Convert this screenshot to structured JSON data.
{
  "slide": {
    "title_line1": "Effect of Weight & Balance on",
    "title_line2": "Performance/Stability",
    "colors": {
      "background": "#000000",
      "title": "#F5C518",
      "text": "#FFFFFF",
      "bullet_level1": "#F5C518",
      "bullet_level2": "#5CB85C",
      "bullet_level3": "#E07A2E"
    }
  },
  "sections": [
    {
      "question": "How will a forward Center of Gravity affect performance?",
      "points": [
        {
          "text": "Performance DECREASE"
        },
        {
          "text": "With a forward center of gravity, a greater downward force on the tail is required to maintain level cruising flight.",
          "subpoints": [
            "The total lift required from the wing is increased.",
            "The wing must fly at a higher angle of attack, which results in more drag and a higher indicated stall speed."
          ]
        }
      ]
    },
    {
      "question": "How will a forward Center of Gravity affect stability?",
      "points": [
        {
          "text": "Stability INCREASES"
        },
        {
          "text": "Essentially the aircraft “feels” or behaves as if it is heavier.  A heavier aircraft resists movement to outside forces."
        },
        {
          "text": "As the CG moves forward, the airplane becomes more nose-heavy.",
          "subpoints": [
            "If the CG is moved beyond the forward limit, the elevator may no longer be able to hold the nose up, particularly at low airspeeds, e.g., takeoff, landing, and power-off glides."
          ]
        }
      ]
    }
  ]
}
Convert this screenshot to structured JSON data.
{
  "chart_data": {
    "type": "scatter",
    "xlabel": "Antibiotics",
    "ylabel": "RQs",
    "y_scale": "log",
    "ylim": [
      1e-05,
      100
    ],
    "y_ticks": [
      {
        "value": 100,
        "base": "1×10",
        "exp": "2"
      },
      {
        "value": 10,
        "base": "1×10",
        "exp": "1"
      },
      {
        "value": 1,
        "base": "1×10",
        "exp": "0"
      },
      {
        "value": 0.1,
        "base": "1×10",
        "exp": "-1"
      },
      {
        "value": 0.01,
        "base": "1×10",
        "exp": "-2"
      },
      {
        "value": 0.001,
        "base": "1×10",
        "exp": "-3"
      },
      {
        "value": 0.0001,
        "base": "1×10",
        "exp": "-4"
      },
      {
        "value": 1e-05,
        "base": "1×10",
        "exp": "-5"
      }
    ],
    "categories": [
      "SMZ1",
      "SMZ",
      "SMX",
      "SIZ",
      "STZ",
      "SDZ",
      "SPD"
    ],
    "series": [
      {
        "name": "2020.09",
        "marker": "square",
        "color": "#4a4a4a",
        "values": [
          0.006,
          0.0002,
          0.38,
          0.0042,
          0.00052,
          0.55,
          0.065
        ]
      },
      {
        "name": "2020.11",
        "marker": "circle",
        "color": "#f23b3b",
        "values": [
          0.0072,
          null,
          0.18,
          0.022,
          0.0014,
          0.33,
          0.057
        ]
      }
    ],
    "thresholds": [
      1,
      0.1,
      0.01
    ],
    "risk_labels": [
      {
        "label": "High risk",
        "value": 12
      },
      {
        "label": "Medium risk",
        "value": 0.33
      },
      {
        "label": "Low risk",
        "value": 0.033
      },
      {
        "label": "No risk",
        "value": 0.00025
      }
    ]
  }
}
*****
## What is needed
Transcribe every entry word for word.

## Solved exercise
Convert this screenshot to structured JSON data.
{
  "slide": {
    "title_line1": "Effect of Weight & Balance on",
    "title_line2": "Performance/Stability",
    "colors": {
      "background": "#000000",
      "title": "#F5C518",
      "text": "#FFFFFF",
      "bullet_level1": "#F5C518",
      "bullet_level2": "#5CB85C",
      "bullet_level3": "#E07A2E"
    }
  },
  "sections": [
    {
      "question": "How will a forward Center of Gravity affect performance?",
      "points": [
        {
          "text": "Performance DECREASE"
        },
        {
          "text": "With a forward center of gravity, a greater downward force on the tail is required to maintain level cruising flight.",
          "subpoints": [
            "The total lift required from the wing is increased.",
            "The wing must fly at a higher angle of attack, which results in more drag and a higher indicated stall speed."
          ]
        }
      ]
    },
    {
      "question": "How will a forward Center of Gravity affect stability?",
      "points": [
        {
          "text": "Stability INCREASES"
        },
        {
          "text": "Essentially the aircraft “feels” or behaves as if it is heavier.  A heavier aircraft resists movement to outside forces."
        },
        {
          "text": "As the CG moves forward, the airplane becomes more nose-heavy.",
          "subpoints": [
            "If the CG is moved beyond the forward limit, the elevator may no longer be able to hold the nose up, particularly at low airspeeds, e.g., takeoff, landing, and power-off glides."
          ]
        }
      ]
    }
  ]
}
Convert this screenshot to structured JSON data.
{
  "chart_data": {
    "type": "scatter",
    "xlabel": "Antibiotics",
    "ylabel": "RQs",
    "y_scale": "log",
    "ylim": [
      1e-05,
      100
    ],
    "y_ticks": [
      {
        "value": 100,
        "base": "1×10",
        "exp": "2"
      },
      {
        "value": 10,
        "base": "1×10",
        "exp": "1"
      },
      {
        "value": 1,
        "base": "1×10",
        "exp": "0"
      },
      {
        "value": 0.1,
        "base": "1×10",
        "exp": "-1"
      },
      {
        "value": 0.01,
        "base": "1×10",
        "exp": "-2"
      },
      {
        "value": 0.001,
        "base": "1×10",
        "exp": "-3"
      },
      {
        "value": 0.0001,
        "base": "1×10",
        "exp": "-4"
      },
      {
        "value": 1e-05,
        "base": "1×10",
        "exp": "-5"
      }
    ],
    "categories": [
      "SMZ1",
      "SMZ",
      "SMX",
      "SIZ",
      "STZ",
      "SDZ",
      "SPD"
    ],
    "series": [
      {
        "name": "2020.09",
        "marker": "square",
        "color": "#4a4a4a",
        "values": [
          0.006,
          0.0002,
          0.38,
          0.0042,
          0.00052,
          0.55,
          0.065
        ]
      },
      {
        "name": "2020.11",
        "marker": "circle",
        "color": "#f23b3b",
        "values": [
          0.0072,
          null,
          0.18,
          0.022,
          0.0014,
          0.33,
          0.057
        ]
      }
    ],
    "thresholds": [
      1,
      0.1,
      0.01
    ],
    "risk_labels": [
      {
        "label": "High risk",
        "value": 12
      },
      {
        "label": "Medium risk",
        "value": 0.33
      },
      {
        "label": "Low risk",
        "value": 0.033
      },
      {
        "label": "No risk",
        "value": 0.00025
      }
    ]
  }
}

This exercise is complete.